What needs to be done:
Look for the string "verhaal" in every line, and copy each line that has it.

### Information given

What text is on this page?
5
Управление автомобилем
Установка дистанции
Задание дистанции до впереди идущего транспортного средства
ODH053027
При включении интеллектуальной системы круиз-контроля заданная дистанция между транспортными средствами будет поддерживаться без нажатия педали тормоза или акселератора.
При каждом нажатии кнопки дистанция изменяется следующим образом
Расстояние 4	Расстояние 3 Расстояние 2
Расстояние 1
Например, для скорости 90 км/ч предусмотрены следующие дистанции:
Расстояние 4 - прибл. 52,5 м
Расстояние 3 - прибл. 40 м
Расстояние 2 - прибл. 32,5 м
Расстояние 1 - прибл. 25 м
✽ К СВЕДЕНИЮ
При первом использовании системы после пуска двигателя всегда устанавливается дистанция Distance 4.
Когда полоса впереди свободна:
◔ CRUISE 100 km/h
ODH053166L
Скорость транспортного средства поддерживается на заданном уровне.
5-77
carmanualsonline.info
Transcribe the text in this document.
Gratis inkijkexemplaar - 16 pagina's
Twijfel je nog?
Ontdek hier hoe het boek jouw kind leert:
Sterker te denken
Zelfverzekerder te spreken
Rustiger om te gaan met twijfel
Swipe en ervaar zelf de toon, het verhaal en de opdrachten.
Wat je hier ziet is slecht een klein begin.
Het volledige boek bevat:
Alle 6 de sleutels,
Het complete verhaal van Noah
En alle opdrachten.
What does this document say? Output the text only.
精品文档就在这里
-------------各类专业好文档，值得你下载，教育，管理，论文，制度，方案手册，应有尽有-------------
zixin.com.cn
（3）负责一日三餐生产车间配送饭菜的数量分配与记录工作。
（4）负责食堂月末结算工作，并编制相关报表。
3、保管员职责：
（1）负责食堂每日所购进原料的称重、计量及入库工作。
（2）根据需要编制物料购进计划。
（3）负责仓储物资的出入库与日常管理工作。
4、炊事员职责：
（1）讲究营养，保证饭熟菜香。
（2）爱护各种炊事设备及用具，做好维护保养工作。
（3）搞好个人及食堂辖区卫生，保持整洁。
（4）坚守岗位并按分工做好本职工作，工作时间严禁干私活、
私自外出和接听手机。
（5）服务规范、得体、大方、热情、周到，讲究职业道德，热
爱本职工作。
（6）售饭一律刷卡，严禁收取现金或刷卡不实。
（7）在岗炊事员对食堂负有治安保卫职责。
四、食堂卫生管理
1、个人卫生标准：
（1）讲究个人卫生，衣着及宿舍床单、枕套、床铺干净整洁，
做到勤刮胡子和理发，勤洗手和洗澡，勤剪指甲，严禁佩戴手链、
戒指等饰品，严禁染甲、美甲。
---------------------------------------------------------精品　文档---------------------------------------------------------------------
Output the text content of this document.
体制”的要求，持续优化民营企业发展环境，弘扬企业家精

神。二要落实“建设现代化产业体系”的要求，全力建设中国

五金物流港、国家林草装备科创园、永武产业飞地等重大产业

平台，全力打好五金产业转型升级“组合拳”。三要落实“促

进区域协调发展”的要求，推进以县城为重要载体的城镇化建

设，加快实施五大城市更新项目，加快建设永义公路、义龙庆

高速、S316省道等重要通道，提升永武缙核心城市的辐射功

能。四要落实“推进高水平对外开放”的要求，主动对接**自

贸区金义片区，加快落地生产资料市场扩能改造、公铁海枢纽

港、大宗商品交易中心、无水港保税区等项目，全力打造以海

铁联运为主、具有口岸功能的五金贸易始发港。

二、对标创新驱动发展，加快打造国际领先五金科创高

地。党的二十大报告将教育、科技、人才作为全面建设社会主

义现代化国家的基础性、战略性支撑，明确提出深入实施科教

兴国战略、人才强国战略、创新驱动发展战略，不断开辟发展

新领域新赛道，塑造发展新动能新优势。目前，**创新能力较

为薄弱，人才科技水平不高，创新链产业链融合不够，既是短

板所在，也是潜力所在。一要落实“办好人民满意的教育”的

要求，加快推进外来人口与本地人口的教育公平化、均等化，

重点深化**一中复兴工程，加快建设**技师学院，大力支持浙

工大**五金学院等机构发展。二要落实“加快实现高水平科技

######

In response:
Swipe en ervaar zelf de toon, het verhaal en de opdrachten.
Het complete verhaal van Noah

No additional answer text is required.